**Problem requirements:** Every entry must be copied word for word.

**Stored rows:**
☆ ☆ ☆ ☆ ☆
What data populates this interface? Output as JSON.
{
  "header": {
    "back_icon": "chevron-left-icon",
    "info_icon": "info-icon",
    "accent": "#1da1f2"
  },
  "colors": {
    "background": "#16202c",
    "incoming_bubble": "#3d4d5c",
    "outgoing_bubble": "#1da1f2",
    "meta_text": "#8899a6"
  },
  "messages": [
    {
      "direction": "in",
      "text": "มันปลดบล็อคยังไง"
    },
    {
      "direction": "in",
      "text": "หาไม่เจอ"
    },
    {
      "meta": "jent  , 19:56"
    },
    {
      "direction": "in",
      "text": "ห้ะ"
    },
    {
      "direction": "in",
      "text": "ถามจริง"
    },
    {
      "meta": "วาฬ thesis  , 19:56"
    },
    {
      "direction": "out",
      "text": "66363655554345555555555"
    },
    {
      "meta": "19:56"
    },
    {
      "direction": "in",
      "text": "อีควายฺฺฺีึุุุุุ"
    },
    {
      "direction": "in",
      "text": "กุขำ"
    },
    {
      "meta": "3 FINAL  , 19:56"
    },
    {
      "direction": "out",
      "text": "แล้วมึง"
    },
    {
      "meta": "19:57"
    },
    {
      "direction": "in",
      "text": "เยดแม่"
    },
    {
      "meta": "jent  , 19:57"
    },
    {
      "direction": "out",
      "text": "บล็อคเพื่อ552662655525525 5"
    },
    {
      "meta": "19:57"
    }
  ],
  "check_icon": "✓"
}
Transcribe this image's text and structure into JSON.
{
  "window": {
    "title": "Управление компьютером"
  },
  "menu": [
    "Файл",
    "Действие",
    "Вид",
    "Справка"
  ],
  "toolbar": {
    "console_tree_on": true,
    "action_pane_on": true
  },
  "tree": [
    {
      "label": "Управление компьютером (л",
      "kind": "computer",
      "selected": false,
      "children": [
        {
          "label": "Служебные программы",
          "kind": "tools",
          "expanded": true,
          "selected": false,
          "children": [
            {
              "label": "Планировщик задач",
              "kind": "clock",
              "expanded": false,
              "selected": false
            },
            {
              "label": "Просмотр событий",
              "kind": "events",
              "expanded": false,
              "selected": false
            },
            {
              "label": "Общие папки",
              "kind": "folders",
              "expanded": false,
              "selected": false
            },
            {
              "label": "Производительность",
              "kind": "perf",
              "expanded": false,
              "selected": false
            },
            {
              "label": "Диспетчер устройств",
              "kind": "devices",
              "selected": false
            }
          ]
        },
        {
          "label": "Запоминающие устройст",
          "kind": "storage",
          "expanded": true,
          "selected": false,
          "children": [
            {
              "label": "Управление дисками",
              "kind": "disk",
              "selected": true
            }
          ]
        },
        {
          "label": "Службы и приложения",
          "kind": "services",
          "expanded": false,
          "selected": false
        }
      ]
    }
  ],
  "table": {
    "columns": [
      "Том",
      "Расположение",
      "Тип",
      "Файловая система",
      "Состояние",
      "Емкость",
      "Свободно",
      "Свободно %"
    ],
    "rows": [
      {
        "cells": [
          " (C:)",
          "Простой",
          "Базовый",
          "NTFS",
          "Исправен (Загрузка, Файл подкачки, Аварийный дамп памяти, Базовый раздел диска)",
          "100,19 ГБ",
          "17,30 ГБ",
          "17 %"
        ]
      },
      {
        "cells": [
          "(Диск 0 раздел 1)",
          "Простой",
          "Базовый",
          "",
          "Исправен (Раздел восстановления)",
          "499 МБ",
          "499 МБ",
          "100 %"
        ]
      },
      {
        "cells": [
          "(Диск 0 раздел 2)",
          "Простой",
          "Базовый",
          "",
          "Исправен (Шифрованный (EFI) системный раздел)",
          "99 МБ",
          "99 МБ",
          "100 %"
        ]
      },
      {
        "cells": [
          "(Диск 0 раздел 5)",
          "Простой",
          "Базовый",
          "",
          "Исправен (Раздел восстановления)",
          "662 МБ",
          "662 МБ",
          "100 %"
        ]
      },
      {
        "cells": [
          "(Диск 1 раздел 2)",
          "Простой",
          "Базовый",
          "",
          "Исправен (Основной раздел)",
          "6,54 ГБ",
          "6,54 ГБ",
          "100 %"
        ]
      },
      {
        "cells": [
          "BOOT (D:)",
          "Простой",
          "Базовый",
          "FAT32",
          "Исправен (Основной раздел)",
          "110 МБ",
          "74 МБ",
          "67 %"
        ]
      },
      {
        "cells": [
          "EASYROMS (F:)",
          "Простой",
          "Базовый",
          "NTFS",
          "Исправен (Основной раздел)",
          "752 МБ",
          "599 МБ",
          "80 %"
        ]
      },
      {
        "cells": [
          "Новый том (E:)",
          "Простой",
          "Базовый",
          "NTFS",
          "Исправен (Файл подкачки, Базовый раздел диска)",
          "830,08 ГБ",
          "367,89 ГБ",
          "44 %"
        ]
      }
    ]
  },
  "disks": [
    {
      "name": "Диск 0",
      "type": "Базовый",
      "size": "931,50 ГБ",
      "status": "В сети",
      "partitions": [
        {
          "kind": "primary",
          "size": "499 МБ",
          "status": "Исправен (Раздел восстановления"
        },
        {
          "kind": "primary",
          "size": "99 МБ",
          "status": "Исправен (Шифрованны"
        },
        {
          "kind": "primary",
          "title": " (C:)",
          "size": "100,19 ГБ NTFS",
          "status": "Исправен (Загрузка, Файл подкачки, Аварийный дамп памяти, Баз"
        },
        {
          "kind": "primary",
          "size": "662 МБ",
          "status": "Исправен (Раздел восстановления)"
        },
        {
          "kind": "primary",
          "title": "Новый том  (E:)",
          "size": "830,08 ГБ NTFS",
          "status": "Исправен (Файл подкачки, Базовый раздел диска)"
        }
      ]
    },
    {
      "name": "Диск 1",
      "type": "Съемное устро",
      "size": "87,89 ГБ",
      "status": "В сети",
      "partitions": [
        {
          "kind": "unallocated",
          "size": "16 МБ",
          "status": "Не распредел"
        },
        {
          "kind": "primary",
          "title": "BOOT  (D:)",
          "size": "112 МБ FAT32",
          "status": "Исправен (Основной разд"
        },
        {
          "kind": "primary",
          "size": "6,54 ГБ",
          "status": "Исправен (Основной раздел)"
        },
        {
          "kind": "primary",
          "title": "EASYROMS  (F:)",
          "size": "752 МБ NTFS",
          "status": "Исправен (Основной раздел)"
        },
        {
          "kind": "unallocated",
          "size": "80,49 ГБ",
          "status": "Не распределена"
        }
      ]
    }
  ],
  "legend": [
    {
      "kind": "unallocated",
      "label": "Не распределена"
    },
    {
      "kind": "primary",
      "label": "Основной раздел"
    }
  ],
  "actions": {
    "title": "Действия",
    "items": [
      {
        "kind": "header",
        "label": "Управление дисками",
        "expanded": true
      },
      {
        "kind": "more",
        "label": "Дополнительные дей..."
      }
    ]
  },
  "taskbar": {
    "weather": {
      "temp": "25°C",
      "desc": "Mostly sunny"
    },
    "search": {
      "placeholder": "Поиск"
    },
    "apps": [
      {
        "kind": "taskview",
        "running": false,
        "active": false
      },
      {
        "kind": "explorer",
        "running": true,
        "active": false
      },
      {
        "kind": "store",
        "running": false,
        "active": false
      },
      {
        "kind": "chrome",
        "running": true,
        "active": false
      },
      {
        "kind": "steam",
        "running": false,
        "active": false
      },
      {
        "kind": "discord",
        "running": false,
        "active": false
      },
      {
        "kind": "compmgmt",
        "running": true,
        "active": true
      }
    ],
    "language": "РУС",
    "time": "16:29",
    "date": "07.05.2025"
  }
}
☆ ☆ ☆ ☆ ☆
**The solution:**
What data populates this interface? Output as JSON.
{
  "header": {
    "back_icon": "chevron-left-icon",
    "info_icon": "info-icon",
    "accent": "#1da1f2"
  },
  "colors": {
    "background": "#16202c",
    "incoming_bubble": "#3d4d5c",
    "outgoing_bubble": "#1da1f2",
    "meta_text": "#8899a6"
  },
  "messages": [
    {
      "direction": "in",
      "text": "มันปลดบล็อคยังไง"
    },
    {
      "direction": "in",
      "text": "หาไม่เจอ"
    },
    {
      "meta": "jent  , 19:56"
    },
    {
      "direction": "in",
      "text": "ห้ะ"
    },
    {
      "direction": "in",
      "text": "ถามจริง"
    },
    {
      "meta": "วาฬ thesis  , 19:56"
    },
    {
      "direction": "out",
      "text": "66363655554345555555555"
    },
    {
      "meta": "19:56"
    },
    {
      "direction": "in",
      "text": "อีควายฺฺฺีึุุุุุ"
    },
    {
      "direction": "in",
      "text": "กุขำ"
    },
    {
      "meta": "3 FINAL  , 19:56"
    },
    {
      "direction": "out",
      "text": "แล้วมึง"
    },
    {
      "meta": "19:57"
    },
    {
      "direction": "in",
      "text": "เยดแม่"
    },
    {
      "meta": "jent  , 19:57"
    },
    {
      "direction": "out",
      "text": "บล็อคเพื่อ552662655525525 5"
    },
    {
      "meta": "19:57"
    }
  ],
  "check_icon": "✓"
}
Transcribe this image's text and structure into JSON.
{
  "window": {
    "title": "Управление компьютером"
  },
  "menu": [
    "Файл",
    "Действие",
    "Вид",
    "Справка"
  ],
  "toolbar": {
    "console_tree_on": true,
    "action_pane_on": true
  },
  "tree": [
    {
      "label": "Управление компьютером (л",
      "kind": "computer",
      "selected": false,
      "children": [
        {
          "label": "Служебные программы",
          "kind": "tools",
          "expanded": true,
          "selected": false,
          "children": [
            {
              "label": "Планировщик задач",
              "kind": "clock",
              "expanded": false,
              "selected": false
            },
            {
              "label": "Просмотр событий",
              "kind": "events",
              "expanded": false,
              "selected": false
            },
            {
              "label": "Общие папки",
              "kind": "folders",
              "expanded": false,
              "selected": false
            },
            {
              "label": "Производительность",
              "kind": "perf",
              "expanded": false,
              "selected": false
            },
            {
              "label": "Диспетчер устройств",
              "kind": "devices",
              "selected": false
            }
          ]
        },
        {
          "label": "Запоминающие устройст",
          "kind": "storage",
          "expanded": true,
          "selected": false,
          "children": [
            {
              "label": "Управление дисками",
              "kind": "disk",
              "selected": true
            }
          ]
        },
        {
          "label": "Службы и приложения",
          "kind": "services",
          "expanded": false,
          "selected": false
        }
      ]
    }
  ],
  "table": {
    "columns": [
      "Том",
      "Расположение",
      "Тип",
      "Файловая система",
      "Состояние",
      "Емкость",
      "Свободно",
      "Свободно %"
    ],
    "rows": [
      {
        "cells": [
          " (C:)",
          "Простой",
          "Базовый",
          "NTFS",
          "Исправен (Загрузка, Файл подкачки, Аварийный дамп памяти, Базовый раздел диска)",
          "100,19 ГБ",
          "17,30 ГБ",
          "17 %"
        ]
      },
      {
        "cells": [
          "(Диск 0 раздел 1)",
          "Простой",
          "Базовый",
          "",
          "Исправен (Раздел восстановления)",
          "499 МБ",
          "499 МБ",
          "100 %"
        ]
      },
      {
        "cells": [
          "(Диск 0 раздел 2)",
          "Простой",
          "Базовый",
          "",
          "Исправен (Шифрованный (EFI) системный раздел)",
          "99 МБ",
          "99 МБ",
          "100 %"
        ]
      },
      {
        "cells": [
          "(Диск 0 раздел 5)",
          "Простой",
          "Базовый",
          "",
          "Исправен (Раздел восстановления)",
          "662 МБ",
          "662 МБ",
          "100 %"
        ]
      },
      {
        "cells": [
          "(Диск 1 раздел 2)",
          "Простой",
          "Базовый",
          "",
          "Исправен (Основной раздел)",
          "6,54 ГБ",
          "6,54 ГБ",
          "100 %"
        ]
      },
      {
        "cells": [
          "BOOT (D:)",
          "Простой",
          "Базовый",
          "FAT32",
          "Исправен (Основной раздел)",
          "110 МБ",
          "74 МБ",
          "67 %"
        ]
      },
      {
        "cells": [
          "EASYROMS (F:)",
          "Простой",
          "Базовый",
          "NTFS",
          "Исправен (Основной раздел)",
          "752 МБ",
          "599 МБ",
          "80 %"
        ]
      },
      {
        "cells": [
          "Новый том (E:)",
          "Простой",
          "Базовый",
          "NTFS",
          "Исправен (Файл подкачки, Базовый раздел диска)",
          "830,08 ГБ",
          "367,89 ГБ",
          "44 %"
        ]
      }
    ]
  },
  "disks": [
    {
      "name": "Диск 0",
      "type": "Базовый",
      "size": "931,50 ГБ",
      "status": "В сети",
      "partitions": [
        {
          "kind": "primary",
          "size": "499 МБ",
          "status": "Исправен (Раздел восстановления"
        },
        {
          "kind": "primary",
          "size": "99 МБ",
          "status": "Исправен (Шифрованны"
        },
        {
          "kind": "primary",
          "title": " (C:)",
          "size": "100,19 ГБ NTFS",
          "status": "Исправен (Загрузка, Файл подкачки, Аварийный дамп памяти, Баз"
        },
        {
          "kind": "primary",
          "size": "662 МБ",
          "status": "Исправен (Раздел восстановления)"
        },
        {
          "kind": "primary",
          "title": "Новый том  (E:)",
          "size": "830,08 ГБ NTFS",
          "status": "Исправен (Файл подкачки, Базовый раздел диска)"
        }
      ]
    },
    {
      "name": "Диск 1",
      "type": "Съемное устро",
      "size": "87,89 ГБ",
      "status": "В сети",
      "partitions": [
        {
          "kind": "unallocated",
          "size": "16 МБ",
          "status": "Не распредел"
        },
        {
          "kind": "primary",
          "title": "BOOT  (D:)",
          "size": "112 МБ FAT32",
          "status": "Исправен (Основной разд"
        },
        {
          "kind": "primary",
          "size": "6,54 ГБ",
          "status": "Исправен (Основной раздел)"
        },
        {
          "kind": "primary",
          "title": "EASYROMS  (F:)",
          "size": "752 МБ NTFS",
          "status": "Исправен (Основной раздел)"
        },
        {
          "kind": "unallocated",
          "size": "80,49 ГБ",
          "status": "Не распределена"
        }
      ]
    }
  ],
  "legend": [
    {
      "kind": "unallocated",
      "label": "Не распределена"
    },
    {
      "kind": "primary",
      "label": "Основной раздел"
    }
  ],
  "actions": {
    "title": "Действия",
    "items": [
      {
        "kind": "header",
        "label": "Управление дисками",
        "expanded": true
      },
      {
        "kind": "more",
        "label": "Дополнительные дей..."
      }
    ]
  },
  "taskbar": {
    "weather": {
      "temp": "25°C",
      "desc": "Mostly sunny"
    },
    "search": {
      "placeholder": "Поиск"
    },
    "apps": [
      {
        "kind": "taskview",
        "running": false,
        "active": false
      },
      {
        "kind": "explorer",
        "running": true,
        "active": false
      },
      {
        "kind": "store",
        "running": false,
        "active": false
      },
      {
        "kind": "chrome",
        "running": true,
        "active": false
      },
      {
        "kind": "steam",
        "running": false,
        "active": false
      },
      {
        "kind": "discord",
        "running": false,
        "active": false
      },
      {
        "kind": "compmgmt",
        "running": true,
        "active": true
      }
    ],
    "language": "РУС",
    "time": "16:29",
    "date": "07.05.2025"
  }
}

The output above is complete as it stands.